Your instructions:
Copy each line below without leaving any out.

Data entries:
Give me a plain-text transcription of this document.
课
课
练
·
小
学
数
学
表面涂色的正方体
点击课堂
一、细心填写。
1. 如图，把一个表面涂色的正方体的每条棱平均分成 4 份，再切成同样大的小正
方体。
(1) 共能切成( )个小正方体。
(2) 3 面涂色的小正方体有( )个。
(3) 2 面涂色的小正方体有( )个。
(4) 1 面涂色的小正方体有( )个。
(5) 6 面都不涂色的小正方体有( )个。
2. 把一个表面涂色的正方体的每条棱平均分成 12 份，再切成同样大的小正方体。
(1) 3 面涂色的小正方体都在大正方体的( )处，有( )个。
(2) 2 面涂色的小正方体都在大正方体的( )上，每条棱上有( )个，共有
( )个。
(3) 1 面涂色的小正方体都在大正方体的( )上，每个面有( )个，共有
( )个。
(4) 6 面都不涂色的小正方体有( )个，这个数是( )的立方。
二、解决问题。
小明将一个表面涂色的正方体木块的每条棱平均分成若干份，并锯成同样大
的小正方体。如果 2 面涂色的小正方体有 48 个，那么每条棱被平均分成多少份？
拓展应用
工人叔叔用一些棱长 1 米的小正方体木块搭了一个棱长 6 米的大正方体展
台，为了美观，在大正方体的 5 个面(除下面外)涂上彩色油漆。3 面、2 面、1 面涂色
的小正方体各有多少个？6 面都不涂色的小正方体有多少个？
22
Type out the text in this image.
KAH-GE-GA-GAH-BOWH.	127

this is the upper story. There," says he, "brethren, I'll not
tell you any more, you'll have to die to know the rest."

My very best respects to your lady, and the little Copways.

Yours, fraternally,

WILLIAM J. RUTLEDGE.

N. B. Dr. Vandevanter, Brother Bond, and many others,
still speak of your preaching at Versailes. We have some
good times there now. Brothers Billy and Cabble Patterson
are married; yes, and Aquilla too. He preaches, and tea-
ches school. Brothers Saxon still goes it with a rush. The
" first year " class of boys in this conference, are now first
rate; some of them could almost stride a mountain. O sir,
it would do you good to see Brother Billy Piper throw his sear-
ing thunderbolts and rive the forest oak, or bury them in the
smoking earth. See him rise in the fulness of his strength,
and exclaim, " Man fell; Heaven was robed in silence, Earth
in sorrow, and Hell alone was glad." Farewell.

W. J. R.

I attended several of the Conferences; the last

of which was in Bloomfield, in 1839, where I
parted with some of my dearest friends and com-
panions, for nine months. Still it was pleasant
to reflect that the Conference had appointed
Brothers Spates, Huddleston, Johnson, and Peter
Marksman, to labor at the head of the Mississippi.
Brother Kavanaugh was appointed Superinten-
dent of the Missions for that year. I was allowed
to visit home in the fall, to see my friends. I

Solved problem:
Give me a plain-text transcription of this document.
课
课
练
·
小
学
数
学
表面涂色的正方体
点击课堂
一、细心填写。
1. 如图，把一个表面涂色的正方体的每条棱平均分成 4 份，再切成同样大的小正
方体。
(1) 共能切成( )个小正方体。
(2) 3 面涂色的小正方体有( )个。
(3) 2 面涂色的小正方体有( )个。
(4) 1 面涂色的小正方体有( )个。
(5) 6 面都不涂色的小正方体有( )个。
2. 把一个表面涂色的正方体的每条棱平均分成 12 份，再切成同样大的小正方体。
(1) 3 面涂色的小正方体都在大正方体的( )处，有( )个。
(2) 2 面涂色的小正方体都在大正方体的( )上，每条棱上有( )个，共有
( )个。
(3) 1 面涂色的小正方体都在大正方体的( )上，每个面有( )个，共有
( )个。
(4) 6 面都不涂色的小正方体有( )个，这个数是( )的立方。
二、解决问题。
小明将一个表面涂色的正方体木块的每条棱平均分成若干份，并锯成同样大
的小正方体。如果 2 面涂色的小正方体有 48 个，那么每条棱被平均分成多少份？
拓展应用
工人叔叔用一些棱长 1 米的小正方体木块搭了一个棱长 6 米的大正方体展
台，为了美观，在大正方体的 5 个面(除下面外)涂上彩色油漆。3 面、2 面、1 面涂色
的小正方体各有多少个？6 面都不涂色的小正方体有多少个？
22
Type out the text in this image.
KAH-GE-GA-GAH-BOWH.	127

this is the upper story. There," says he, "brethren, I'll not
tell you any more, you'll have to die to know the rest."

My very best respects to your lady, and the little Copways.

Yours, fraternally,

WILLIAM J. RUTLEDGE.

N. B. Dr. Vandevanter, Brother Bond, and many others,
still speak of your preaching at Versailes. We have some
good times there now. Brothers Billy and Cabble Patterson
are married; yes, and Aquilla too. He preaches, and tea-
ches school. Brothers Saxon still goes it with a rush. The
" first year " class of boys in this conference, are now first
rate; some of them could almost stride a mountain. O sir,
it would do you good to see Brother Billy Piper throw his sear-
ing thunderbolts and rive the forest oak, or bury them in the
smoking earth. See him rise in the fulness of his strength,
and exclaim, " Man fell; Heaven was robed in silence, Earth
in sorrow, and Hell alone was glad." Farewell.

W. J. R.

I attended several of the Conferences; the last

of which was in Bloomfield, in 1839, where I
parted with some of my dearest friends and com-
panions, for nine months. Still it was pleasant
to reflect that the Conference had appointed
Brothers Spates, Huddleston, Johnson, and Peter
Marksman, to labor at the head of the Mississippi.
Brother Kavanaugh was appointed Superinten-
dent of the Missions for that year. I was allowed
to visit home in the fall, to see my friends. I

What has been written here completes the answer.